***** Data shown
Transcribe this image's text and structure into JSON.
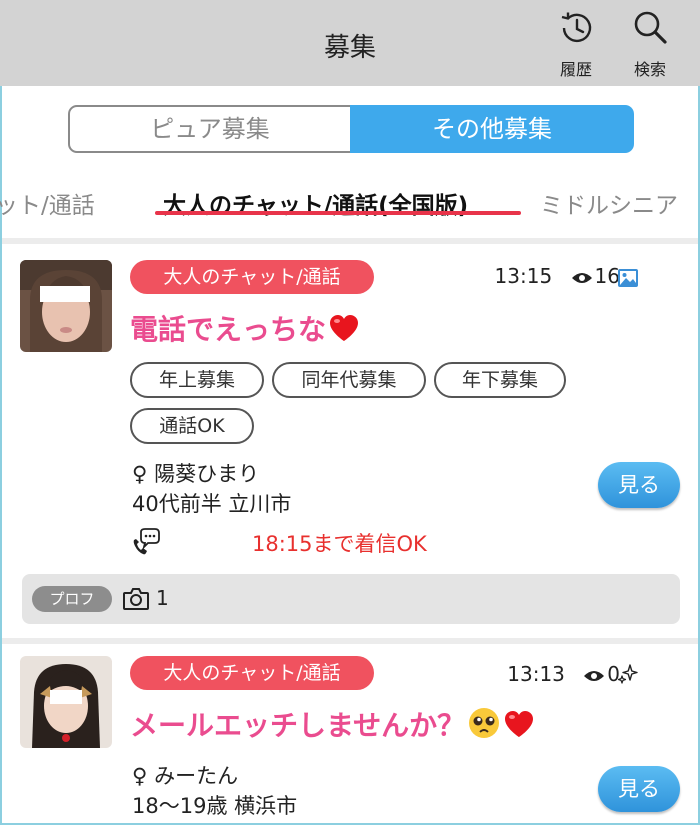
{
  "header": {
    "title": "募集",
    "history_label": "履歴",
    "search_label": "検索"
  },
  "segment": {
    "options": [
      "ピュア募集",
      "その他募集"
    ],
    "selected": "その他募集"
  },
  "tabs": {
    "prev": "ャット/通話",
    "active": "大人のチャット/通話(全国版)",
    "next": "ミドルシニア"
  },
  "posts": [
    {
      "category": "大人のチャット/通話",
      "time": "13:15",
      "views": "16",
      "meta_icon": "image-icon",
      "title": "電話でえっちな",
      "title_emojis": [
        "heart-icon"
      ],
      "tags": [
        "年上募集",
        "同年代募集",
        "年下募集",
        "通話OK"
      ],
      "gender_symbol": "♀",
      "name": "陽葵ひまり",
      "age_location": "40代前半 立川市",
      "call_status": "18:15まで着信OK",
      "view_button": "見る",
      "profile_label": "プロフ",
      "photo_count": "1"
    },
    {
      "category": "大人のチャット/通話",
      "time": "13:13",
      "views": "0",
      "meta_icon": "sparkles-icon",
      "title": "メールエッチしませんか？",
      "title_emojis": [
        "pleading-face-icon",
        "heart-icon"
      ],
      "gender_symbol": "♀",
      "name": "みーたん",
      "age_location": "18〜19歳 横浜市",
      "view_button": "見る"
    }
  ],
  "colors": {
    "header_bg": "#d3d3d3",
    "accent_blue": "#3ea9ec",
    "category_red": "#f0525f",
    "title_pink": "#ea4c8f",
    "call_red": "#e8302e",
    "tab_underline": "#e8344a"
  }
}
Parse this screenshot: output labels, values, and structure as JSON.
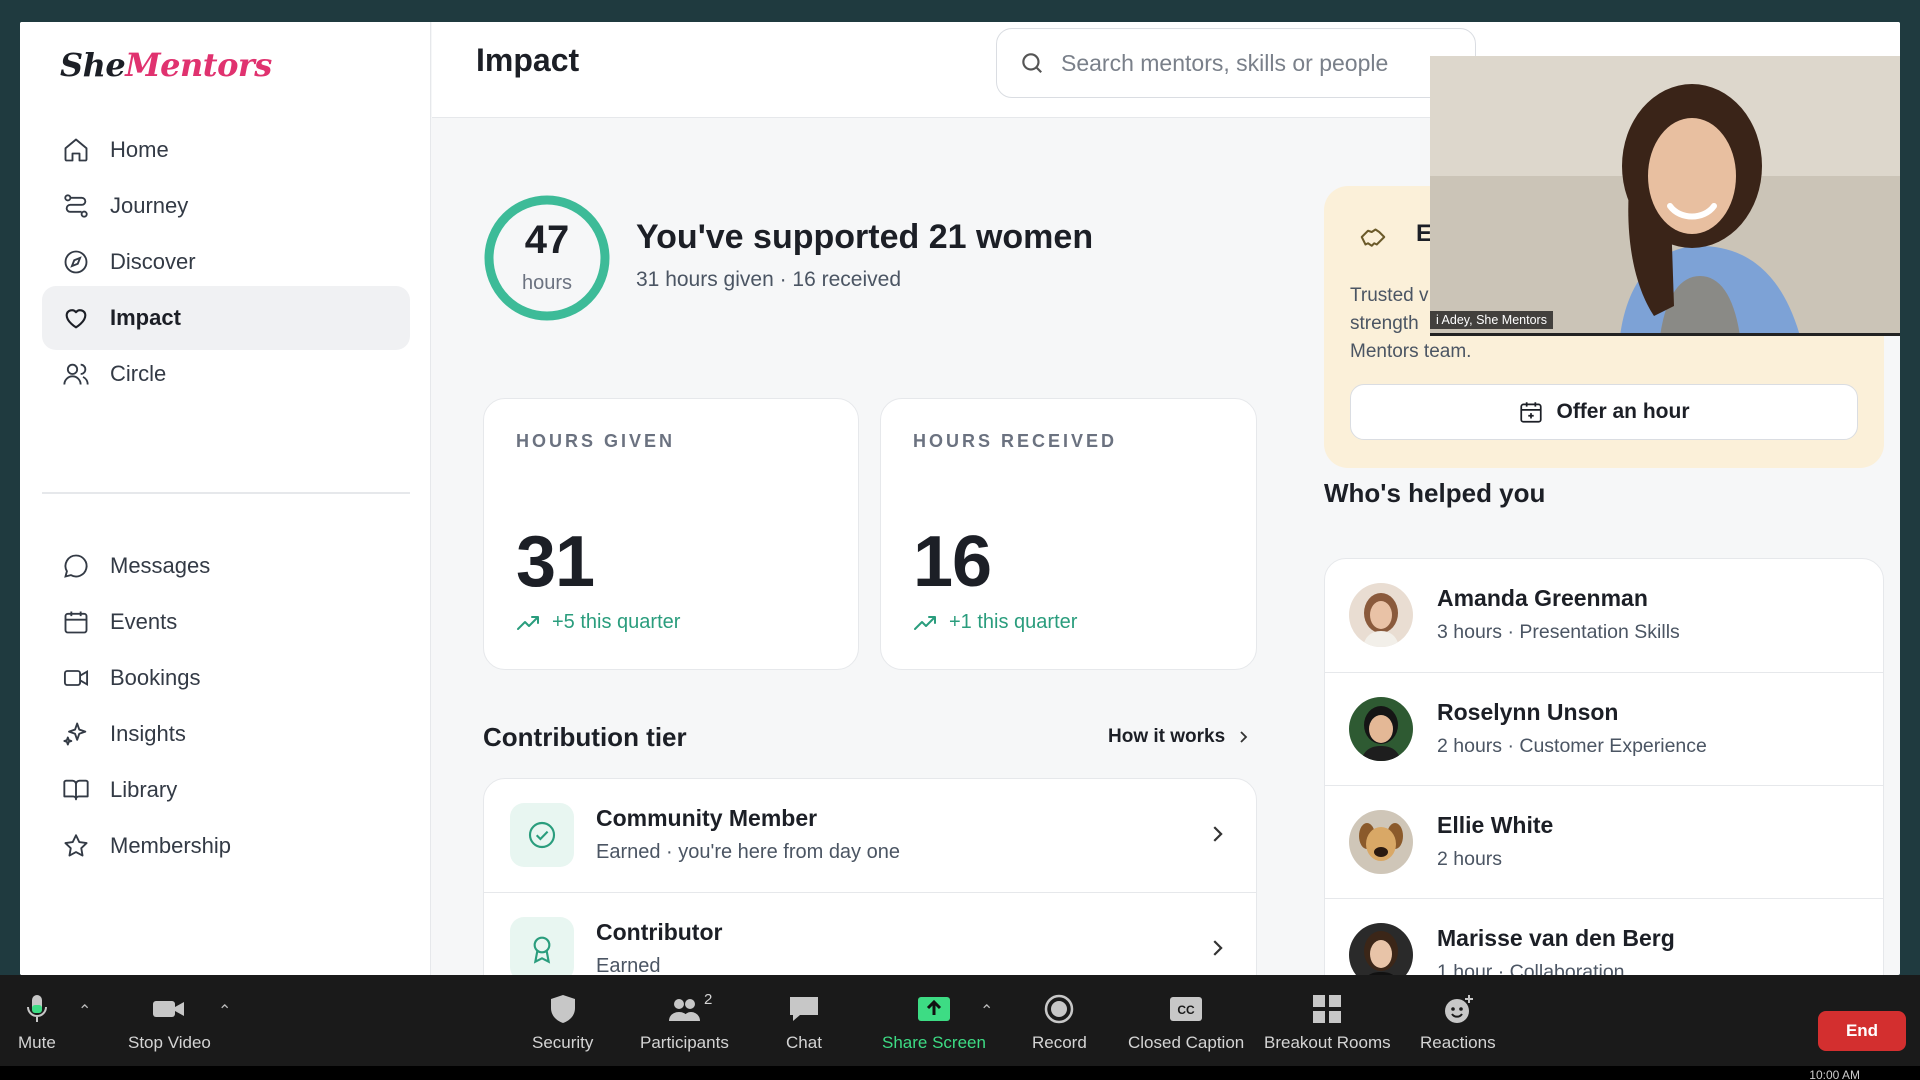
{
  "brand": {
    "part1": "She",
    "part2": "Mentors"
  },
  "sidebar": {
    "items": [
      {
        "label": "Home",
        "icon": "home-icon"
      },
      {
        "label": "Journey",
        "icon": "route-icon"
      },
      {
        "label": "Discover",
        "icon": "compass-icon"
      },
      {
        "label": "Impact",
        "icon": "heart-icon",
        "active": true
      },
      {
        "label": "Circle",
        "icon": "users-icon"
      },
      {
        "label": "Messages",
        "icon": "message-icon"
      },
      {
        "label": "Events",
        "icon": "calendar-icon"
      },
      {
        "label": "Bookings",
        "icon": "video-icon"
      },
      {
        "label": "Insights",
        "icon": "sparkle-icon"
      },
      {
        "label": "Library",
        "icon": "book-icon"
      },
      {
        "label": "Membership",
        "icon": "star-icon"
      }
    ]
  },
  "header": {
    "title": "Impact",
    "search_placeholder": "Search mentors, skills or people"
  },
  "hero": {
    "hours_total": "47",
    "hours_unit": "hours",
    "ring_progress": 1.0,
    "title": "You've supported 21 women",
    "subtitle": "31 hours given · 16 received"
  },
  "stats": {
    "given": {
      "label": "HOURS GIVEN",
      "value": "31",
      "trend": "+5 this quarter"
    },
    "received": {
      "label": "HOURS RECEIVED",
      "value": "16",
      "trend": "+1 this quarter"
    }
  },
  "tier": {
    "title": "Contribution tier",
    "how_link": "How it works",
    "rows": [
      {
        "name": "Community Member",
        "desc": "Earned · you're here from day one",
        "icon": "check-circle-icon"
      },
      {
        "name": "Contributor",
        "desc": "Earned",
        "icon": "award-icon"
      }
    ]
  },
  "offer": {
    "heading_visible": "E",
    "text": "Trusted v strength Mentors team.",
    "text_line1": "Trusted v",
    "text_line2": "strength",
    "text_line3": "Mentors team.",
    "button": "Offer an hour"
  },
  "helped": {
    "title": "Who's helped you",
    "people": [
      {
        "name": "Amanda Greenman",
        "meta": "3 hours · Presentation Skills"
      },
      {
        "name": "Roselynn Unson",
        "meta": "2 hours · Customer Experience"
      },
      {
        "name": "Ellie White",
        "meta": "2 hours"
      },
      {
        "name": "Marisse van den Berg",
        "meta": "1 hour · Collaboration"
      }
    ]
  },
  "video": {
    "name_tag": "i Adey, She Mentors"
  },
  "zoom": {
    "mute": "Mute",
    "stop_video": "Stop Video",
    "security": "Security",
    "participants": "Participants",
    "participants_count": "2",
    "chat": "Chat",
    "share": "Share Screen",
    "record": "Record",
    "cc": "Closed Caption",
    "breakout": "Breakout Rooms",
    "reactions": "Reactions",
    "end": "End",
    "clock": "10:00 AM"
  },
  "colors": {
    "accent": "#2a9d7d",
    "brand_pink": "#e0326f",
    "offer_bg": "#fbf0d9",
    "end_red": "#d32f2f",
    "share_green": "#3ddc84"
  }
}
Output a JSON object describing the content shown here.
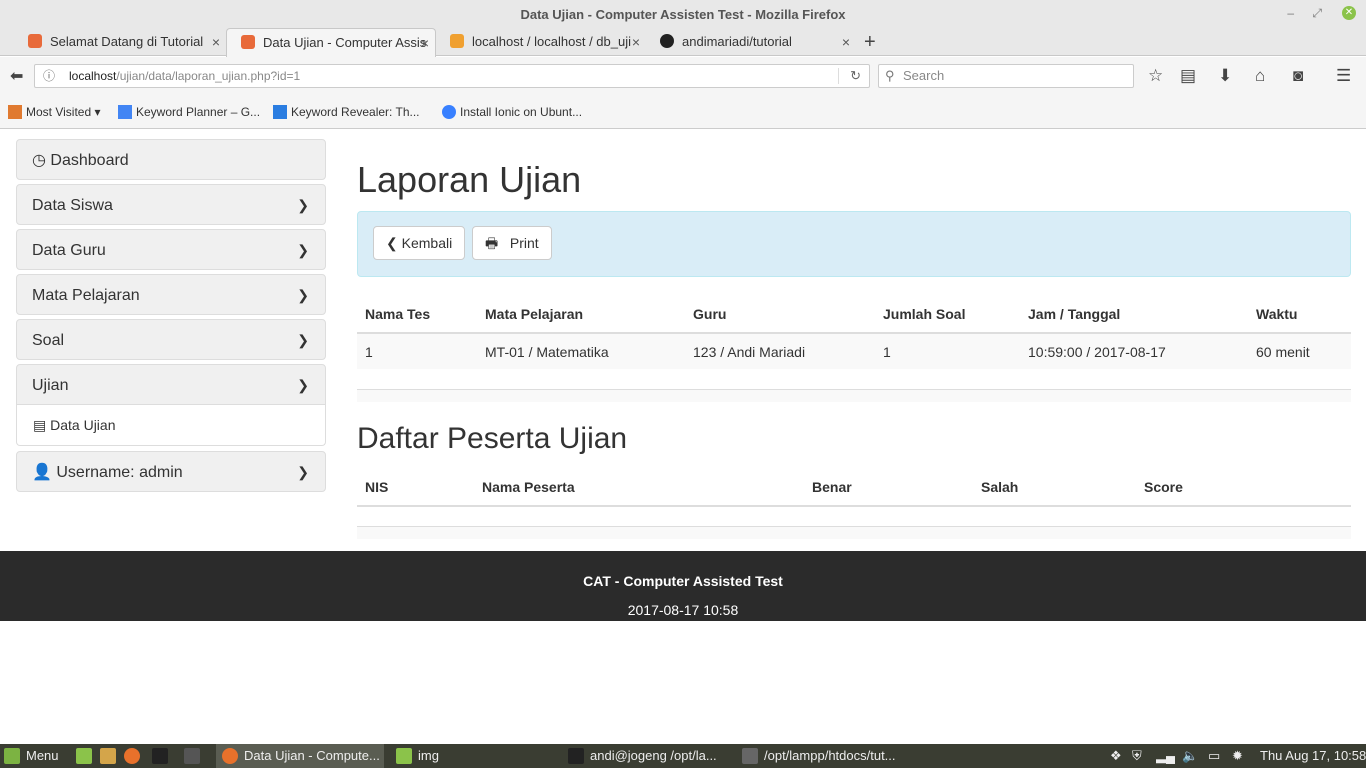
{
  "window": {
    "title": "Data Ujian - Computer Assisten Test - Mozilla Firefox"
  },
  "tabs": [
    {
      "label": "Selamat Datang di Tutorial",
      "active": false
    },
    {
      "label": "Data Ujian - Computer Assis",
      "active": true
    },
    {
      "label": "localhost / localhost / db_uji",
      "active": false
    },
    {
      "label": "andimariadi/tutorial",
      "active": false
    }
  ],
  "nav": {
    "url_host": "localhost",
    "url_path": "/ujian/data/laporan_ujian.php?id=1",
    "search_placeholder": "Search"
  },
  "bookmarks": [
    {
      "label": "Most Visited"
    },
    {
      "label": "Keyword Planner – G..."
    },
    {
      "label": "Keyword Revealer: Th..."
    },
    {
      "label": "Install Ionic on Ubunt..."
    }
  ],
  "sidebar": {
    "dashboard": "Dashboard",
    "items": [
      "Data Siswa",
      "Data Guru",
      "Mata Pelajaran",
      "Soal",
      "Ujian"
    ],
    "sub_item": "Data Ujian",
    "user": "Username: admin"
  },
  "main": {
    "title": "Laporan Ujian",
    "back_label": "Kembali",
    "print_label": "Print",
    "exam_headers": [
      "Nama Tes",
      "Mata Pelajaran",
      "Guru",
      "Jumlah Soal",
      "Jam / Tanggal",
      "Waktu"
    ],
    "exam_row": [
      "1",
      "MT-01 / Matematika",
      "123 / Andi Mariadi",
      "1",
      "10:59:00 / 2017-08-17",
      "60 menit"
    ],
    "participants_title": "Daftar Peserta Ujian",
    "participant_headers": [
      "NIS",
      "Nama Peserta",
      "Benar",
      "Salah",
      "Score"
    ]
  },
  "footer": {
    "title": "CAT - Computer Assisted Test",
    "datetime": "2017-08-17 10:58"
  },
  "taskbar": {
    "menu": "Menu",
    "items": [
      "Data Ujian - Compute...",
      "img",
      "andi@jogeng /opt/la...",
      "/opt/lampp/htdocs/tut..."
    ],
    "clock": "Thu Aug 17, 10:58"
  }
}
**********
* Short exercise *
Reproduce the records, all of them, word for word; omit the pictures.

* Finished task *
Transcribe this image's text and structure into JSON.
{
  "header": {
    "title": "募集",
    "history_label": "履歴",
    "search_label": "検索"
  },
  "segment": {
    "options": [
      "ピュア募集",
      "その他募集"
    ],
    "selected": "その他募集"
  },
  "tabs": {
    "prev": "ャット/通話",
    "active": "大人のチャット/通話(全国版)",
    "next": "ミドルシニア"
  },
  "posts": [
    {
      "category": "大人のチャット/通話",
      "time": "13:15",
      "views": "16",
      "meta_icon": "image-icon",
      "title": "電話でえっちな",
      "title_emojis": [
        "heart-icon"
      ],
      "tags": [
        "年上募集",
        "同年代募集",
        "年下募集",
        "通話OK"
      ],
      "gender_symbol": "♀",
      "name": "陽葵ひまり",
      "age_location": "40代前半 立川市",
      "call_status": "18:15まで着信OK",
      "view_button": "見る",
      "profile_label": "プロフ",
      "photo_count": "1"
    },
    {
      "category": "大人のチャット/通話",
      "time": "13:13",
      "views": "0",
      "meta_icon": "sparkles-icon",
      "title": "メールエッチしませんか？",
      "title_emojis": [
        "pleading-face-icon",
        "heart-icon"
      ],
      "gender_symbol": "♀",
      "name": "みーたん",
      "age_location": "18〜19歳 横浜市",
      "view_button": "見る"
    }
  ],
  "colors": {
    "header_bg": "#d3d3d3",
    "accent_blue": "#3ea9ec",
    "category_red": "#f0525f",
    "title_pink": "#ea4c8f",
    "call_red": "#e8302e",
    "tab_underline": "#e8344a"
  }
}
Parse this screenshot: output labels, values, and structure as JSON.
{
  "brand": {
    "part1": "She",
    "part2": "Mentors"
  },
  "sidebar": {
    "items": [
      {
        "label": "Home",
        "icon": "home-icon"
      },
      {
        "label": "Journey",
        "icon": "route-icon"
      },
      {
        "label": "Discover",
        "icon": "compass-icon"
      },
      {
        "label": "Impact",
        "icon": "heart-icon",
        "active": true
      },
      {
        "label": "Circle",
        "icon": "users-icon"
      },
      {
        "label": "Messages",
        "icon": "message-icon"
      },
      {
        "label": "Events",
        "icon": "calendar-icon"
      },
      {
        "label": "Bookings",
        "icon": "video-icon"
      },
      {
        "label": "Insights",
        "icon": "sparkle-icon"
      },
      {
        "label": "Library",
        "icon": "book-icon"
      },
      {
        "label": "Membership",
        "icon": "star-icon"
      }
    ]
  },
  "header": {
    "title": "Impact",
    "search_placeholder": "Search mentors, skills or people"
  },
  "hero": {
    "hours_total": "47",
    "hours_unit": "hours",
    "ring_progress": 1.0,
    "title": "You've supported 21 women",
    "subtitle": "31 hours given · 16 received"
  },
  "stats": {
    "given": {
      "label": "HOURS GIVEN",
      "value": "31",
      "trend": "+5 this quarter"
    },
    "received": {
      "label": "HOURS RECEIVED",
      "value": "16",
      "trend": "+1 this quarter"
    }
  },
  "tier": {
    "title": "Contribution tier",
    "how_link": "How it works",
    "rows": [
      {
        "name": "Community Member",
        "desc": "Earned · you're here from day one",
        "icon": "check-circle-icon"
      },
      {
        "name": "Contributor",
        "desc": "Earned",
        "icon": "award-icon"
      }
    ]
  },
  "offer": {
    "heading_visible": "E",
    "text": "Trusted v strength Mentors team.",
    "text_line1": "Trusted v",
    "text_line2": "strength",
    "text_line3": "Mentors team.",
    "button": "Offer an hour"
  },
  "helped": {
    "title": "Who's helped you",
    "people": [
      {
        "name": "Amanda Greenman",
        "meta": "3 hours · Presentation Skills"
      },
      {
        "name": "Roselynn Unson",
        "meta": "2 hours · Customer Experience"
      },
      {
        "name": "Ellie White",
        "meta": "2 hours"
      },
      {
        "name": "Marisse van den Berg",
        "meta": "1 hour · Collaboration"
      }
    ]
  },
  "video": {
    "name_tag": "i Adey, She Mentors"
  },
  "zoom": {
    "mute": "Mute",
    "stop_video": "Stop Video",
    "security": "Security",
    "participants": "Participants",
    "participants_count": "2",
    "chat": "Chat",
    "share": "Share Screen",
    "record": "Record",
    "cc": "Closed Caption",
    "breakout": "Breakout Rooms",
    "reactions": "Reactions",
    "end": "End",
    "clock": "10:00 AM"
  },
  "colors": {
    "accent": "#2a9d7d",
    "brand_pink": "#e0326f",
    "offer_bg": "#fbf0d9",
    "end_red": "#d32f2f",
    "share_green": "#3ddc84"
  }
}
Output a JSON object describing the content shown here.
{
  "window": {
    "title": "Data Ujian - Computer Assisten Test - Mozilla Firefox"
  },
  "tabs": [
    {
      "label": "Selamat Datang di Tutorial",
      "active": false
    },
    {
      "label": "Data Ujian - Computer Assis",
      "active": true
    },
    {
      "label": "localhost / localhost / db_uji",
      "active": false
    },
    {
      "label": "andimariadi/tutorial",
      "active": false
    }
  ],
  "nav": {
    "url_host": "localhost",
    "url_path": "/ujian/data/laporan_ujian.php?id=1",
    "search_placeholder": "Search"
  },
  "bookmarks": [
    {
      "label": "Most Visited"
    },
    {
      "label": "Keyword Planner – G..."
    },
    {
      "label": "Keyword Revealer: Th..."
    },
    {
      "label": "Install Ionic on Ubunt..."
    }
  ],
  "sidebar": {
    "dashboard": "Dashboard",
    "items": [
      "Data Siswa",
      "Data Guru",
      "Mata Pelajaran",
      "Soal",
      "Ujian"
    ],
    "sub_item": "Data Ujian",
    "user": "Username: admin"
  },
  "main": {
    "title": "Laporan Ujian",
    "back_label": "Kembali",
    "print_label": "Print",
    "exam_headers": [
      "Nama Tes",
      "Mata Pelajaran",
      "Guru",
      "Jumlah Soal",
      "Jam / Tanggal",
      "Waktu"
    ],
    "exam_row": [
      "1",
      "MT-01 / Matematika",
      "123 / Andi Mariadi",
      "1",
      "10:59:00 / 2017-08-17",
      "60 menit"
    ],
    "participants_title": "Daftar Peserta Ujian",
    "participant_headers": [
      "NIS",
      "Nama Peserta",
      "Benar",
      "Salah",
      "Score"
    ]
  },
  "footer": {
    "title": "CAT - Computer Assisted Test",
    "datetime": "2017-08-17 10:58"
  },
  "taskbar": {
    "menu": "Menu",
    "items": [
      "Data Ujian - Compute...",
      "img",
      "andi@jogeng /opt/la...",
      "/opt/lampp/htdocs/tut..."
    ],
    "clock": "Thu Aug 17, 10:58"
  }
}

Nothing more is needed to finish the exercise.